- **Data supplied**
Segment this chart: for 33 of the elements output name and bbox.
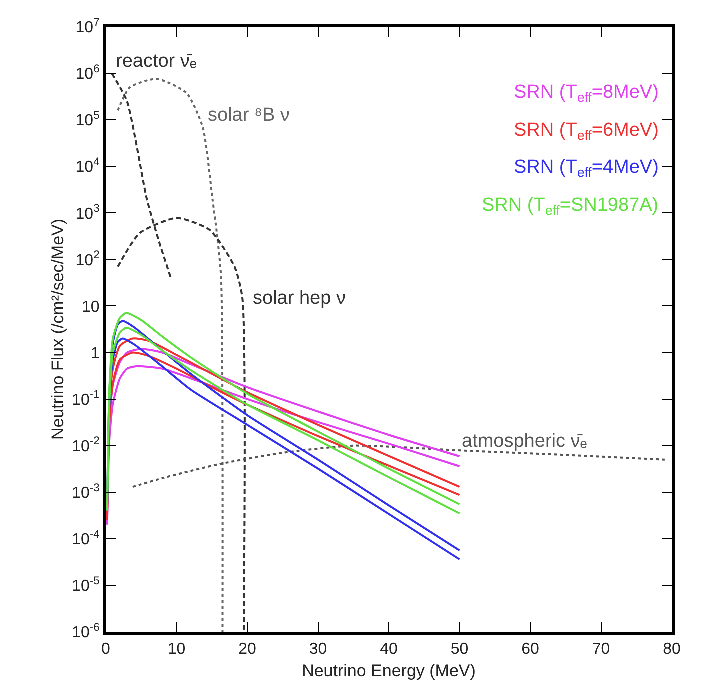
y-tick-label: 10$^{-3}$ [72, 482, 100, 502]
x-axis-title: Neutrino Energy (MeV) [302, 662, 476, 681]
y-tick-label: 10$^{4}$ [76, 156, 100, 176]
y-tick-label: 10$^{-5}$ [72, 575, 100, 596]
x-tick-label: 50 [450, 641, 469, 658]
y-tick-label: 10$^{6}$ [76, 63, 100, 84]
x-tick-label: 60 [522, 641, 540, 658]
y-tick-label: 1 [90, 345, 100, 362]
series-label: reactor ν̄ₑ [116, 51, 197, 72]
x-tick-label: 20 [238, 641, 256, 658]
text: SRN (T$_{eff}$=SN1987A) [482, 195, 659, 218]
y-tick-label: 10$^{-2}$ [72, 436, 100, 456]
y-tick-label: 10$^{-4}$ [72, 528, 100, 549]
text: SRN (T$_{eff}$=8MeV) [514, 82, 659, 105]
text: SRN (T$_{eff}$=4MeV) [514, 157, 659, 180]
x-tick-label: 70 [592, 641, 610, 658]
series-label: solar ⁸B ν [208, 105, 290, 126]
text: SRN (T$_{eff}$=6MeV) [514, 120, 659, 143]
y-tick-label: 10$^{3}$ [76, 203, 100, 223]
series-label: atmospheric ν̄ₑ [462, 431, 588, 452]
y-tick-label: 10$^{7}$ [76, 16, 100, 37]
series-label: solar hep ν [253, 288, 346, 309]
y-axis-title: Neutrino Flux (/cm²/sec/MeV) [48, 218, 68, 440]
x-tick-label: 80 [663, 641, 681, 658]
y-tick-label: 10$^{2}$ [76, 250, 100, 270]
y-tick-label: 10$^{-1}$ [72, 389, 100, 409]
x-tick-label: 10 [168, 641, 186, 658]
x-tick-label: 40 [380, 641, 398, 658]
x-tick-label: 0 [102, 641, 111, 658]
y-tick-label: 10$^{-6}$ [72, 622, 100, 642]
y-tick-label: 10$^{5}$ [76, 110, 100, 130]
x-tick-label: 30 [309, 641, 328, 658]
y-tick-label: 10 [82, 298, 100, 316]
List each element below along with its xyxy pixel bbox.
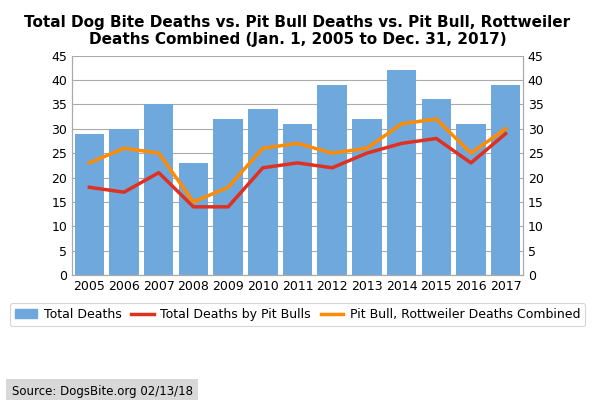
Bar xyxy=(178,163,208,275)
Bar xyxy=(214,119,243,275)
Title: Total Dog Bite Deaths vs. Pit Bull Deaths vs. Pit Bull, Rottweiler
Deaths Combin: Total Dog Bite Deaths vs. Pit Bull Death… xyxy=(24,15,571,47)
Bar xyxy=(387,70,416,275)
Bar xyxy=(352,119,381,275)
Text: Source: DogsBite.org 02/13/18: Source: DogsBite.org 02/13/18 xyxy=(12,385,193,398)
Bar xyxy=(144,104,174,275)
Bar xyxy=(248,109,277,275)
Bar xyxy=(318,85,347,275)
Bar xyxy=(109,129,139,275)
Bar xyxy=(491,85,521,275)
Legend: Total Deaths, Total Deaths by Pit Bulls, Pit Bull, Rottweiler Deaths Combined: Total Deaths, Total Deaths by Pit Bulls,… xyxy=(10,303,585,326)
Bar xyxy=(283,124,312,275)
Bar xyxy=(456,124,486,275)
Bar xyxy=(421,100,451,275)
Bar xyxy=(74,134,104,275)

- **Stated exercise**
Copy every line of the records above word for word, but leave out the pictures.

- **Result of the task**
Segment this chart: for 33 of the elements output name and bbox.
y-tick-label: 10$^{-3}$ [72, 482, 100, 502]
x-axis-title: Neutrino Energy (MeV) [302, 662, 476, 681]
y-tick-label: 10$^{4}$ [76, 156, 100, 176]
y-tick-label: 10$^{-5}$ [72, 575, 100, 596]
x-tick-label: 50 [450, 641, 469, 658]
y-tick-label: 10$^{6}$ [76, 63, 100, 84]
x-tick-label: 60 [522, 641, 540, 658]
y-tick-label: 1 [90, 345, 100, 362]
series-label: reactor ν̄ₑ [116, 51, 197, 72]
x-tick-label: 20 [238, 641, 256, 658]
text: SRN (T$_{eff}$=SN1987A) [482, 195, 659, 218]
y-tick-label: 10$^{-2}$ [72, 436, 100, 456]
y-tick-label: 10$^{-4}$ [72, 528, 100, 549]
text: SRN (T$_{eff}$=8MeV) [514, 82, 659, 105]
text: SRN (T$_{eff}$=4MeV) [514, 157, 659, 180]
x-tick-label: 70 [592, 641, 610, 658]
series-label: solar ⁸B ν [208, 105, 290, 126]
text: SRN (T$_{eff}$=6MeV) [514, 120, 659, 143]
y-tick-label: 10$^{3}$ [76, 203, 100, 223]
series-label: atmospheric ν̄ₑ [462, 431, 588, 452]
y-tick-label: 10$^{7}$ [76, 16, 100, 37]
series-label: solar hep ν [253, 288, 346, 309]
y-axis-title: Neutrino Flux (/cm²/sec/MeV) [48, 218, 68, 440]
x-tick-label: 80 [663, 641, 681, 658]
y-tick-label: 10$^{2}$ [76, 250, 100, 270]
y-tick-label: 10$^{-1}$ [72, 389, 100, 409]
x-tick-label: 10 [168, 641, 186, 658]
x-tick-label: 40 [380, 641, 398, 658]
x-tick-label: 0 [102, 641, 111, 658]
y-tick-label: 10$^{-6}$ [72, 622, 100, 642]
y-tick-label: 10$^{5}$ [76, 110, 100, 130]
x-tick-label: 30 [309, 641, 328, 658]
y-tick-label: 10 [82, 298, 100, 316]
List each element below along with its xyxy pixel bbox.
Bar xyxy=(178,163,208,275)
Bar xyxy=(214,119,243,275)
Title: Total Dog Bite Deaths vs. Pit Bull Deaths vs. Pit Bull, Rottweiler
Deaths Combin: Total Dog Bite Deaths vs. Pit Bull Death… xyxy=(24,15,571,47)
Bar xyxy=(387,70,416,275)
Bar xyxy=(352,119,381,275)
Text: Source: DogsBite.org 02/13/18: Source: DogsBite.org 02/13/18 xyxy=(12,385,193,398)
Bar xyxy=(144,104,174,275)
Bar xyxy=(248,109,277,275)
Bar xyxy=(318,85,347,275)
Bar xyxy=(109,129,139,275)
Bar xyxy=(491,85,521,275)
Legend: Total Deaths, Total Deaths by Pit Bulls, Pit Bull, Rottweiler Deaths Combined: Total Deaths, Total Deaths by Pit Bulls,… xyxy=(10,303,585,326)
Bar xyxy=(283,124,312,275)
Bar xyxy=(456,124,486,275)
Bar xyxy=(421,100,451,275)
Bar xyxy=(74,134,104,275)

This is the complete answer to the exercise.